## [GOAL]
Tell how many lines in the data below include the word "often". The answer is the number only.

** begin PROVIDED RECORDS **

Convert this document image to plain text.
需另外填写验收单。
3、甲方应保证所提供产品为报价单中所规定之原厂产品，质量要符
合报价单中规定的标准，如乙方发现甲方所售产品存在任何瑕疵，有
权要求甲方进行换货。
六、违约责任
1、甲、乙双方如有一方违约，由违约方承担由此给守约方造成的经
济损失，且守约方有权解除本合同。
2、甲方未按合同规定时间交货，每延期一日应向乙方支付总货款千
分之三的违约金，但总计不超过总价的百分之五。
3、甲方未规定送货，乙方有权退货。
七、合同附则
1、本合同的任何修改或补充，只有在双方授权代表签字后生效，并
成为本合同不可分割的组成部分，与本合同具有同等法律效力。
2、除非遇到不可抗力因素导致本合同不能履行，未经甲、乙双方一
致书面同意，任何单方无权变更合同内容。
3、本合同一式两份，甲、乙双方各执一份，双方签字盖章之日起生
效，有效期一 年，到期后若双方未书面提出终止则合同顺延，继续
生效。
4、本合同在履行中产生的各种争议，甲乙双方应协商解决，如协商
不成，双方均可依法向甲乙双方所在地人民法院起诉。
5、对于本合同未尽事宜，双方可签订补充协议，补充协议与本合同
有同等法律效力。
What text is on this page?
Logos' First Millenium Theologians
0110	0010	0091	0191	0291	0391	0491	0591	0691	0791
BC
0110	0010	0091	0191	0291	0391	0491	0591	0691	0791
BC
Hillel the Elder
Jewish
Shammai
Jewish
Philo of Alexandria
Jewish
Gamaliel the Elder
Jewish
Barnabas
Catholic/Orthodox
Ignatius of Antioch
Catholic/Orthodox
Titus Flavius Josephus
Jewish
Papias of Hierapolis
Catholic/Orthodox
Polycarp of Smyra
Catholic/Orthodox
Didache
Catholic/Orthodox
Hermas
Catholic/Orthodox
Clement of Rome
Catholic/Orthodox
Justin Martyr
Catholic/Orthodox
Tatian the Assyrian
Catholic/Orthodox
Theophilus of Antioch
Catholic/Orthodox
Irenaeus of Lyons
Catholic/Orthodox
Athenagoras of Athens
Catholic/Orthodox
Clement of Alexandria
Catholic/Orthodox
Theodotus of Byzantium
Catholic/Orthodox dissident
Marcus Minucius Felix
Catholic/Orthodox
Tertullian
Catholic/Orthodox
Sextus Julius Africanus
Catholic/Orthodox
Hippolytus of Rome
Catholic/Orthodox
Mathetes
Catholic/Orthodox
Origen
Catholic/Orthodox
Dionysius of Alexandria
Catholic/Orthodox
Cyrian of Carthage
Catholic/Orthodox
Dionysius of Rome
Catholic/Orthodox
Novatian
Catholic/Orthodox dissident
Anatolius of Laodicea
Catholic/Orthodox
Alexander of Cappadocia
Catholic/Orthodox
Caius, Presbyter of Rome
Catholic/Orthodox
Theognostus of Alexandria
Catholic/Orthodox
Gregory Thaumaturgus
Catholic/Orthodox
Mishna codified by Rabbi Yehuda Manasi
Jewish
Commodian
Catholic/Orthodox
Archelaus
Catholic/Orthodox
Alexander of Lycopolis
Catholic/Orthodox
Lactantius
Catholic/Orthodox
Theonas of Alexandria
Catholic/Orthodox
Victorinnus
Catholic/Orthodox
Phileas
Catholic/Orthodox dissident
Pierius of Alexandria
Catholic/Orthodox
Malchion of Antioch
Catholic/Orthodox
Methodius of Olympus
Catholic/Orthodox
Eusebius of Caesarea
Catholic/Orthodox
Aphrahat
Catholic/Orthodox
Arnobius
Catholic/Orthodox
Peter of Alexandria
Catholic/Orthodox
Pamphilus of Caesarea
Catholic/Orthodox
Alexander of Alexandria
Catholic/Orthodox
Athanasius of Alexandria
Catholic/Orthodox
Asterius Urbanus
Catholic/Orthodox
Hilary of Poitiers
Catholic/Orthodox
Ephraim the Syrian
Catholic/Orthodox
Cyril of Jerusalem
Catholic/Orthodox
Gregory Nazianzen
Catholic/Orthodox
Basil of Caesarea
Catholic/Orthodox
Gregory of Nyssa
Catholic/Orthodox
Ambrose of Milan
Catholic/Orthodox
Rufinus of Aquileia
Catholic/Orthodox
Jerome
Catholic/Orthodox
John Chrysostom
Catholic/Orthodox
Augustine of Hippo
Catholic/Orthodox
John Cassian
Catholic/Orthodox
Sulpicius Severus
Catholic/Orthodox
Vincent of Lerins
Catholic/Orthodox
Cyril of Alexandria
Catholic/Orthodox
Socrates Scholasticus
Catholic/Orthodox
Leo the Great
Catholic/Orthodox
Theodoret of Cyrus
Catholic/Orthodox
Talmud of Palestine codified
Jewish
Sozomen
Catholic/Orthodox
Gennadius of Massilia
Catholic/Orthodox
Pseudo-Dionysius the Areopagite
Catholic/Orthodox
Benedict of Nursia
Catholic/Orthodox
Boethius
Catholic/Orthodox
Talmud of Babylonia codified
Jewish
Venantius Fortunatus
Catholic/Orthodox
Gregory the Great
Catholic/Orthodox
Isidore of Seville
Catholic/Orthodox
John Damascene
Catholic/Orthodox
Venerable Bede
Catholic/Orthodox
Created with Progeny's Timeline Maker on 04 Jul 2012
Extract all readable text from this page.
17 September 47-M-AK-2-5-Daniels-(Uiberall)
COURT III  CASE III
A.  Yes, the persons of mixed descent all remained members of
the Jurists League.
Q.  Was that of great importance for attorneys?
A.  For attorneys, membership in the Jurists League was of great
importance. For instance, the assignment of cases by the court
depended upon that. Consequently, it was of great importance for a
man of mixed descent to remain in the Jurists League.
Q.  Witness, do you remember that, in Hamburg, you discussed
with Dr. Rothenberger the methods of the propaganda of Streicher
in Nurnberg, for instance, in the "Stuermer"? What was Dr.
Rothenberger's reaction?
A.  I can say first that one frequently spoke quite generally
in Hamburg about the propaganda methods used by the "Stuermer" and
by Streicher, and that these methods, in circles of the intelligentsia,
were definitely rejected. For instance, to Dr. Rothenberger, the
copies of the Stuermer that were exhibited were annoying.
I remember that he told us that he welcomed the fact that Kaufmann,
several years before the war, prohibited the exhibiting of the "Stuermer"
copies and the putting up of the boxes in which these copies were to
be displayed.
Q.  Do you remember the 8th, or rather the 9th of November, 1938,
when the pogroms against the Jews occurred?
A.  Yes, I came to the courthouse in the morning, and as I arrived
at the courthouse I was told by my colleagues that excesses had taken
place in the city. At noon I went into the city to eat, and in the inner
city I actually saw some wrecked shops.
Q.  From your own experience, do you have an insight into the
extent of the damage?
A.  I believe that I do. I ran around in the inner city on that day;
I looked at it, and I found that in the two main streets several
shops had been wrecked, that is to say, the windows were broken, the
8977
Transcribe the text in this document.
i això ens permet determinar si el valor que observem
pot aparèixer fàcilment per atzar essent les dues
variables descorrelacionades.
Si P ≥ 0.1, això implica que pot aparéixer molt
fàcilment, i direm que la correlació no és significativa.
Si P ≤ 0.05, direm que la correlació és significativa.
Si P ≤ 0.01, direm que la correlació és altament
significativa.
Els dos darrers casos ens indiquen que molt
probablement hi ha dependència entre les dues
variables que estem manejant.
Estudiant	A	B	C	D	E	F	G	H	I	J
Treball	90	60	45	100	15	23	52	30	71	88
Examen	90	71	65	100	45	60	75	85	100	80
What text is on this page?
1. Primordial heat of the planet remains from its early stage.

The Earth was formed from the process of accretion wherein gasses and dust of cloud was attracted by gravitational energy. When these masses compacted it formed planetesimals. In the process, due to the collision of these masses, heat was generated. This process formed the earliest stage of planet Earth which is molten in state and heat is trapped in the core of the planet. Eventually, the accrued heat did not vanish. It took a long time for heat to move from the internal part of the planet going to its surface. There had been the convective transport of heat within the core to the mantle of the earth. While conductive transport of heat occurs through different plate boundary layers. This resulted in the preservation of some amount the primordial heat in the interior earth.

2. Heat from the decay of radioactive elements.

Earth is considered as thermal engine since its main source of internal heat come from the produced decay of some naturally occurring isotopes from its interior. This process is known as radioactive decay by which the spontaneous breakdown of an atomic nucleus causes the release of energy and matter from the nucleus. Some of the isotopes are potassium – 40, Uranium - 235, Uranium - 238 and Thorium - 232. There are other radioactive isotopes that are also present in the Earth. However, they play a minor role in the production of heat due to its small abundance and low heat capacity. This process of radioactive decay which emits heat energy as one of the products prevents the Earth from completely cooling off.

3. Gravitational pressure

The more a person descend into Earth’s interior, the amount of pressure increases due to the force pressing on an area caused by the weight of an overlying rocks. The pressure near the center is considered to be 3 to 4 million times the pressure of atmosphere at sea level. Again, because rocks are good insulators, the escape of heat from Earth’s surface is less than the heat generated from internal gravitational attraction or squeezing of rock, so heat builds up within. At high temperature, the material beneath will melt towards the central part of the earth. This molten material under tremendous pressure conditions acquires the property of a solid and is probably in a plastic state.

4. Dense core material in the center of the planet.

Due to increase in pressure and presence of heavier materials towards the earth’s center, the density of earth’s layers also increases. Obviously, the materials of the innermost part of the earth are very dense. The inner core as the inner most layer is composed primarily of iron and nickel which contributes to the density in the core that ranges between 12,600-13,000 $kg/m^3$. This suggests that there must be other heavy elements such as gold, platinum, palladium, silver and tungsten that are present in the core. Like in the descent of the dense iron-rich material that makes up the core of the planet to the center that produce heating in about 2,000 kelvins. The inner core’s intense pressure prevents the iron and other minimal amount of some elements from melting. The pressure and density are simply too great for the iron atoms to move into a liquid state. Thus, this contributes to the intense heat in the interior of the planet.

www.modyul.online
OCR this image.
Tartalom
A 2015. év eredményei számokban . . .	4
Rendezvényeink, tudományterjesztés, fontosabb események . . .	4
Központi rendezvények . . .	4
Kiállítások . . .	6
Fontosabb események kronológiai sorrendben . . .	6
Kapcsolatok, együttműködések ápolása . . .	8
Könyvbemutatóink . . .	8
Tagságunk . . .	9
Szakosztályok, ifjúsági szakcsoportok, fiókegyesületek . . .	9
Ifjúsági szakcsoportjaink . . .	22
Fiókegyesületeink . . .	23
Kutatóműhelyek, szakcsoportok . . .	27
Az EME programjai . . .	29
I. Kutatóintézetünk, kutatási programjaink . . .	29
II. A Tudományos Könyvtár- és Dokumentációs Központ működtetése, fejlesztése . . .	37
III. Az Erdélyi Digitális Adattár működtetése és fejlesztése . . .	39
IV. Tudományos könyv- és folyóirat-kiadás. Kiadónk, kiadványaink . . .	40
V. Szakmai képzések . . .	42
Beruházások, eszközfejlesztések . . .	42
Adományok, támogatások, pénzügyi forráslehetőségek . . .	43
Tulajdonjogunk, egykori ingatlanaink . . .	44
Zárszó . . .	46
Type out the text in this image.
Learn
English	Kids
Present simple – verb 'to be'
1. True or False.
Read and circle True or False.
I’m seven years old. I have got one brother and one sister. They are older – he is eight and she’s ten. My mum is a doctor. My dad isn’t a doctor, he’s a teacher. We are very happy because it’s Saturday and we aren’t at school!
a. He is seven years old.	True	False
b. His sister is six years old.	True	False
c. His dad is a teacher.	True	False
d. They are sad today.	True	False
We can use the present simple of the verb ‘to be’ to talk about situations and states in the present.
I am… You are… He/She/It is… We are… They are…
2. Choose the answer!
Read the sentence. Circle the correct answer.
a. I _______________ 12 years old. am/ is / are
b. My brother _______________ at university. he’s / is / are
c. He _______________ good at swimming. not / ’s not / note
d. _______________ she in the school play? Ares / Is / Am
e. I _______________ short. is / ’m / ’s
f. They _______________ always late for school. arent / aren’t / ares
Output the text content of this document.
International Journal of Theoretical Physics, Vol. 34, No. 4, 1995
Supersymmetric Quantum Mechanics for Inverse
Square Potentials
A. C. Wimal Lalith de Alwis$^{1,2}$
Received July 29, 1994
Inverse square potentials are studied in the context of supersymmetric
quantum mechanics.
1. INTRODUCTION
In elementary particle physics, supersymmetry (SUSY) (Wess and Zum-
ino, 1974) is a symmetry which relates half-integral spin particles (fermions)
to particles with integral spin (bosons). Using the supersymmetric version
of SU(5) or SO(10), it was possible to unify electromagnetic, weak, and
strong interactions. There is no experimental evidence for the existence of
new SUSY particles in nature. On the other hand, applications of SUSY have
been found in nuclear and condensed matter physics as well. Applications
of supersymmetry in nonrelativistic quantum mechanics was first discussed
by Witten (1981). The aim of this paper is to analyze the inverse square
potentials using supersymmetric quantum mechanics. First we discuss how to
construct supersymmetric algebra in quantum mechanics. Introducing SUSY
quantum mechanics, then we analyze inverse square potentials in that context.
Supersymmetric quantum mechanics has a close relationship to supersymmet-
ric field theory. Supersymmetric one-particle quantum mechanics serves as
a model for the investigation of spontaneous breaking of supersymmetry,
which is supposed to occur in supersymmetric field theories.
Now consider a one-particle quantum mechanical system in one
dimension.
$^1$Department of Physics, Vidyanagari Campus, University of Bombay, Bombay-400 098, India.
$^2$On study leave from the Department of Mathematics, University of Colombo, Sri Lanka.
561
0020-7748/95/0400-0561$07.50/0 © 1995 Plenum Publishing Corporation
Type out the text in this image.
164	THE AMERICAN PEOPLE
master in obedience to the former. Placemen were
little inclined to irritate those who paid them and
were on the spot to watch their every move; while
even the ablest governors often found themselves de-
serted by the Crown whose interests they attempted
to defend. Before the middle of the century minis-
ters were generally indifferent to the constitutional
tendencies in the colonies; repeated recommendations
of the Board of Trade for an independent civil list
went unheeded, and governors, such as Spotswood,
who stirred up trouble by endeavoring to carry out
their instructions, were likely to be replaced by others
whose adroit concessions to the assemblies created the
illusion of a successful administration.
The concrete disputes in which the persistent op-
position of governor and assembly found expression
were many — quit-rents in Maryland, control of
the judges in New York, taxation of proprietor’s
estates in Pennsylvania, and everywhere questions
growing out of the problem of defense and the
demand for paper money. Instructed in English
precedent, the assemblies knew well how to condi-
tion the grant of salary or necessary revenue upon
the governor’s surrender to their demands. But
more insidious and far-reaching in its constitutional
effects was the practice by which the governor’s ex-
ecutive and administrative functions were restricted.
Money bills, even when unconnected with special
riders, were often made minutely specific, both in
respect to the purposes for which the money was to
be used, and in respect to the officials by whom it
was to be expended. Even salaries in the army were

** end PROVIDED RECORDS **

## [REPLY]
2